** Exercise directions **
Write out each line word for word. Drop pictures.

[start Recorded data]

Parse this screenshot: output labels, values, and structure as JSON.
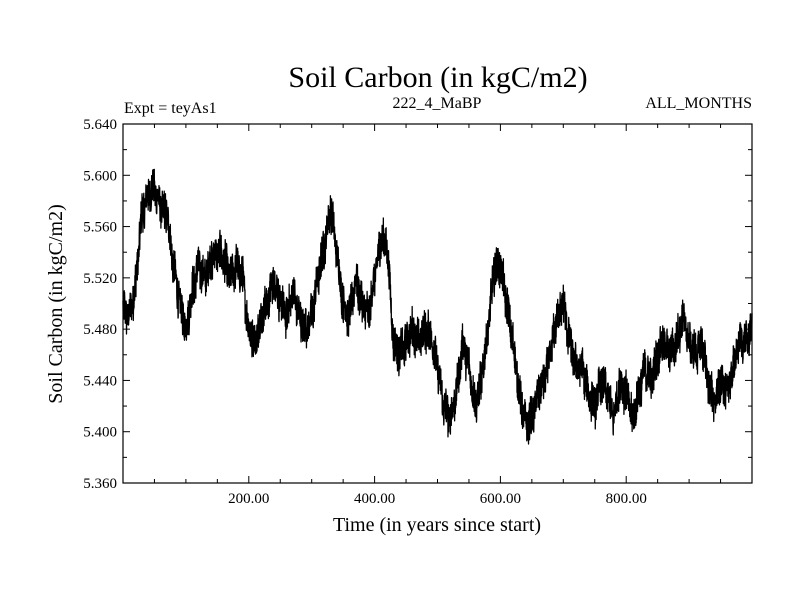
{
  "chart_data": {
    "type": "line",
    "title": "Soil Carbon (in kgC/m2)",
    "subtitle_left": "Expt = teyAs1",
    "subtitle_center": "222_4_MaBP",
    "subtitle_right": "ALL_MONTHS",
    "xlabel": "Time (in years since start)",
    "ylabel": "Soil Carbon (in kgC/m2)",
    "xlim": [
      0,
      1000
    ],
    "ylim": [
      5.36,
      5.64
    ],
    "x_ticks": [
      200,
      400,
      600,
      800
    ],
    "x_tick_labels": [
      "200.00",
      "400.00",
      "600.00",
      "800.00"
    ],
    "y_ticks": [
      5.36,
      5.4,
      5.44,
      5.48,
      5.52,
      5.56,
      5.6,
      5.64
    ],
    "y_tick_labels": [
      "5.360",
      "5.400",
      "5.440",
      "5.480",
      "5.520",
      "5.560",
      "5.600",
      "5.640"
    ],
    "noise_amplitude": 0.014,
    "envelope": [
      [
        0,
        5.495
      ],
      [
        10,
        5.49
      ],
      [
        20,
        5.515
      ],
      [
        30,
        5.57
      ],
      [
        40,
        5.585
      ],
      [
        50,
        5.59
      ],
      [
        60,
        5.575
      ],
      [
        70,
        5.57
      ],
      [
        80,
        5.53
      ],
      [
        90,
        5.5
      ],
      [
        100,
        5.48
      ],
      [
        110,
        5.51
      ],
      [
        120,
        5.53
      ],
      [
        130,
        5.52
      ],
      [
        140,
        5.535
      ],
      [
        150,
        5.54
      ],
      [
        160,
        5.535
      ],
      [
        170,
        5.52
      ],
      [
        180,
        5.53
      ],
      [
        190,
        5.52
      ],
      [
        200,
        5.48
      ],
      [
        210,
        5.47
      ],
      [
        220,
        5.49
      ],
      [
        230,
        5.5
      ],
      [
        240,
        5.52
      ],
      [
        250,
        5.5
      ],
      [
        260,
        5.49
      ],
      [
        270,
        5.51
      ],
      [
        280,
        5.49
      ],
      [
        290,
        5.48
      ],
      [
        300,
        5.49
      ],
      [
        310,
        5.52
      ],
      [
        320,
        5.545
      ],
      [
        330,
        5.575
      ],
      [
        340,
        5.54
      ],
      [
        350,
        5.5
      ],
      [
        360,
        5.49
      ],
      [
        370,
        5.52
      ],
      [
        380,
        5.5
      ],
      [
        390,
        5.49
      ],
      [
        400,
        5.52
      ],
      [
        410,
        5.55
      ],
      [
        420,
        5.545
      ],
      [
        430,
        5.47
      ],
      [
        440,
        5.46
      ],
      [
        450,
        5.47
      ],
      [
        460,
        5.48
      ],
      [
        470,
        5.47
      ],
      [
        480,
        5.48
      ],
      [
        490,
        5.475
      ],
      [
        500,
        5.45
      ],
      [
        510,
        5.42
      ],
      [
        520,
        5.41
      ],
      [
        530,
        5.43
      ],
      [
        540,
        5.47
      ],
      [
        550,
        5.45
      ],
      [
        560,
        5.42
      ],
      [
        570,
        5.44
      ],
      [
        580,
        5.48
      ],
      [
        590,
        5.525
      ],
      [
        600,
        5.53
      ],
      [
        610,
        5.5
      ],
      [
        620,
        5.47
      ],
      [
        630,
        5.43
      ],
      [
        640,
        5.405
      ],
      [
        650,
        5.41
      ],
      [
        660,
        5.43
      ],
      [
        670,
        5.44
      ],
      [
        680,
        5.46
      ],
      [
        690,
        5.49
      ],
      [
        700,
        5.5
      ],
      [
        710,
        5.47
      ],
      [
        720,
        5.45
      ],
      [
        730,
        5.45
      ],
      [
        740,
        5.43
      ],
      [
        750,
        5.42
      ],
      [
        760,
        5.44
      ],
      [
        770,
        5.43
      ],
      [
        780,
        5.41
      ],
      [
        790,
        5.44
      ],
      [
        800,
        5.43
      ],
      [
        810,
        5.41
      ],
      [
        820,
        5.43
      ],
      [
        830,
        5.45
      ],
      [
        840,
        5.44
      ],
      [
        850,
        5.46
      ],
      [
        860,
        5.47
      ],
      [
        870,
        5.46
      ],
      [
        880,
        5.47
      ],
      [
        890,
        5.49
      ],
      [
        900,
        5.47
      ],
      [
        910,
        5.46
      ],
      [
        920,
        5.47
      ],
      [
        930,
        5.44
      ],
      [
        940,
        5.42
      ],
      [
        950,
        5.44
      ],
      [
        960,
        5.43
      ],
      [
        970,
        5.45
      ],
      [
        980,
        5.47
      ],
      [
        990,
        5.47
      ],
      [
        1000,
        5.48
      ]
    ]
  }
}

[end Recorded data]

** Result of the task **
Parse this screenshot: output labels, values, and structure as JSON.
{
  "chart_data": {
    "type": "line",
    "title": "Soil Carbon (in kgC/m2)",
    "subtitle_left": "Expt = teyAs1",
    "subtitle_center": "222_4_MaBP",
    "subtitle_right": "ALL_MONTHS",
    "xlabel": "Time (in years since start)",
    "ylabel": "Soil Carbon (in kgC/m2)",
    "xlim": [
      0,
      1000
    ],
    "ylim": [
      5.36,
      5.64
    ],
    "x_ticks": [
      200,
      400,
      600,
      800
    ],
    "x_tick_labels": [
      "200.00",
      "400.00",
      "600.00",
      "800.00"
    ],
    "y_ticks": [
      5.36,
      5.4,
      5.44,
      5.48,
      5.52,
      5.56,
      5.6,
      5.64
    ],
    "y_tick_labels": [
      "5.360",
      "5.400",
      "5.440",
      "5.480",
      "5.520",
      "5.560",
      "5.600",
      "5.640"
    ],
    "noise_amplitude": 0.014,
    "envelope": [
      [
        0,
        5.495
      ],
      [
        10,
        5.49
      ],
      [
        20,
        5.515
      ],
      [
        30,
        5.57
      ],
      [
        40,
        5.585
      ],
      [
        50,
        5.59
      ],
      [
        60,
        5.575
      ],
      [
        70,
        5.57
      ],
      [
        80,
        5.53
      ],
      [
        90,
        5.5
      ],
      [
        100,
        5.48
      ],
      [
        110,
        5.51
      ],
      [
        120,
        5.53
      ],
      [
        130,
        5.52
      ],
      [
        140,
        5.535
      ],
      [
        150,
        5.54
      ],
      [
        160,
        5.535
      ],
      [
        170,
        5.52
      ],
      [
        180,
        5.53
      ],
      [
        190,
        5.52
      ],
      [
        200,
        5.48
      ],
      [
        210,
        5.47
      ],
      [
        220,
        5.49
      ],
      [
        230,
        5.5
      ],
      [
        240,
        5.52
      ],
      [
        250,
        5.5
      ],
      [
        260,
        5.49
      ],
      [
        270,
        5.51
      ],
      [
        280,
        5.49
      ],
      [
        290,
        5.48
      ],
      [
        300,
        5.49
      ],
      [
        310,
        5.52
      ],
      [
        320,
        5.545
      ],
      [
        330,
        5.575
      ],
      [
        340,
        5.54
      ],
      [
        350,
        5.5
      ],
      [
        360,
        5.49
      ],
      [
        370,
        5.52
      ],
      [
        380,
        5.5
      ],
      [
        390,
        5.49
      ],
      [
        400,
        5.52
      ],
      [
        410,
        5.55
      ],
      [
        420,
        5.545
      ],
      [
        430,
        5.47
      ],
      [
        440,
        5.46
      ],
      [
        450,
        5.47
      ],
      [
        460,
        5.48
      ],
      [
        470,
        5.47
      ],
      [
        480,
        5.48
      ],
      [
        490,
        5.475
      ],
      [
        500,
        5.45
      ],
      [
        510,
        5.42
      ],
      [
        520,
        5.41
      ],
      [
        530,
        5.43
      ],
      [
        540,
        5.47
      ],
      [
        550,
        5.45
      ],
      [
        560,
        5.42
      ],
      [
        570,
        5.44
      ],
      [
        580,
        5.48
      ],
      [
        590,
        5.525
      ],
      [
        600,
        5.53
      ],
      [
        610,
        5.5
      ],
      [
        620,
        5.47
      ],
      [
        630,
        5.43
      ],
      [
        640,
        5.405
      ],
      [
        650,
        5.41
      ],
      [
        660,
        5.43
      ],
      [
        670,
        5.44
      ],
      [
        680,
        5.46
      ],
      [
        690,
        5.49
      ],
      [
        700,
        5.5
      ],
      [
        710,
        5.47
      ],
      [
        720,
        5.45
      ],
      [
        730,
        5.45
      ],
      [
        740,
        5.43
      ],
      [
        750,
        5.42
      ],
      [
        760,
        5.44
      ],
      [
        770,
        5.43
      ],
      [
        780,
        5.41
      ],
      [
        790,
        5.44
      ],
      [
        800,
        5.43
      ],
      [
        810,
        5.41
      ],
      [
        820,
        5.43
      ],
      [
        830,
        5.45
      ],
      [
        840,
        5.44
      ],
      [
        850,
        5.46
      ],
      [
        860,
        5.47
      ],
      [
        870,
        5.46
      ],
      [
        880,
        5.47
      ],
      [
        890,
        5.49
      ],
      [
        900,
        5.47
      ],
      [
        910,
        5.46
      ],
      [
        920,
        5.47
      ],
      [
        930,
        5.44
      ],
      [
        940,
        5.42
      ],
      [
        950,
        5.44
      ],
      [
        960,
        5.43
      ],
      [
        970,
        5.45
      ],
      [
        980,
        5.47
      ],
      [
        990,
        5.47
      ],
      [
        1000,
        5.48
      ]
    ]
  }
}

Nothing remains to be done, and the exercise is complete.